▸ **Records for the task**

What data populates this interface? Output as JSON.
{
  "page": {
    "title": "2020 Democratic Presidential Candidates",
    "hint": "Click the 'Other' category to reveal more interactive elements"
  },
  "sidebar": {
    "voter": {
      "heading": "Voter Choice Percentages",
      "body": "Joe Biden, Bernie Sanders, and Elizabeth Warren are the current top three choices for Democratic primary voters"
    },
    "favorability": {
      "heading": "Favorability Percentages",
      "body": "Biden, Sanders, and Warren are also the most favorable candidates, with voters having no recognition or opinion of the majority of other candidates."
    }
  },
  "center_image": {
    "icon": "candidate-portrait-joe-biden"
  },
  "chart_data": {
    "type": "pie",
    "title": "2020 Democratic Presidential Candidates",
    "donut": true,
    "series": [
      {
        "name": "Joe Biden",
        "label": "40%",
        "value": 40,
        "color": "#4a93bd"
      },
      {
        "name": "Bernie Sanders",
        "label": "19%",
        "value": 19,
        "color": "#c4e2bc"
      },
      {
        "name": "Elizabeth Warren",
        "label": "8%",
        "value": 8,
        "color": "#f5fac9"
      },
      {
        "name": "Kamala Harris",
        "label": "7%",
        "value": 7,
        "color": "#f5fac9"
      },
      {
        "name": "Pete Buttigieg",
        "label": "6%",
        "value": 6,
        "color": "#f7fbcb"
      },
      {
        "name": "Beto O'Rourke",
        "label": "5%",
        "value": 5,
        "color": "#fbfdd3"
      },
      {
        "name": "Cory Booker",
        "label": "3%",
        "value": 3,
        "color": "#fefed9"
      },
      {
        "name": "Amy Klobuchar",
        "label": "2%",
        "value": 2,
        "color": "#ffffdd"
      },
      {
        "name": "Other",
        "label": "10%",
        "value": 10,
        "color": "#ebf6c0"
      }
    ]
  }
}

▸ **Problem details**
Repeat the records above exactly.

▸ **Exercise solution**
What data populates this interface? Output as JSON.
{
  "page": {
    "title": "2020 Democratic Presidential Candidates",
    "hint": "Click the 'Other' category to reveal more interactive elements"
  },
  "sidebar": {
    "voter": {
      "heading": "Voter Choice Percentages",
      "body": "Joe Biden, Bernie Sanders, and Elizabeth Warren are the current top three choices for Democratic primary voters"
    },
    "favorability": {
      "heading": "Favorability Percentages",
      "body": "Biden, Sanders, and Warren are also the most favorable candidates, with voters having no recognition or opinion of the majority of other candidates."
    }
  },
  "center_image": {
    "icon": "candidate-portrait-joe-biden"
  },
  "chart_data": {
    "type": "pie",
    "title": "2020 Democratic Presidential Candidates",
    "donut": true,
    "series": [
      {
        "name": "Joe Biden",
        "label": "40%",
        "value": 40,
        "color": "#4a93bd"
      },
      {
        "name": "Bernie Sanders",
        "label": "19%",
        "value": 19,
        "color": "#c4e2bc"
      },
      {
        "name": "Elizabeth Warren",
        "label": "8%",
        "value": 8,
        "color": "#f5fac9"
      },
      {
        "name": "Kamala Harris",
        "label": "7%",
        "value": 7,
        "color": "#f5fac9"
      },
      {
        "name": "Pete Buttigieg",
        "label": "6%",
        "value": 6,
        "color": "#f7fbcb"
      },
      {
        "name": "Beto O'Rourke",
        "label": "5%",
        "value": 5,
        "color": "#fbfdd3"
      },
      {
        "name": "Cory Booker",
        "label": "3%",
        "value": 3,
        "color": "#fefed9"
      },
      {
        "name": "Amy Klobuchar",
        "label": "2%",
        "value": 2,
        "color": "#ffffdd"
      },
      {
        "name": "Other",
        "label": "10%",
        "value": 10,
        "color": "#ebf6c0"
      }
    ]
  }
}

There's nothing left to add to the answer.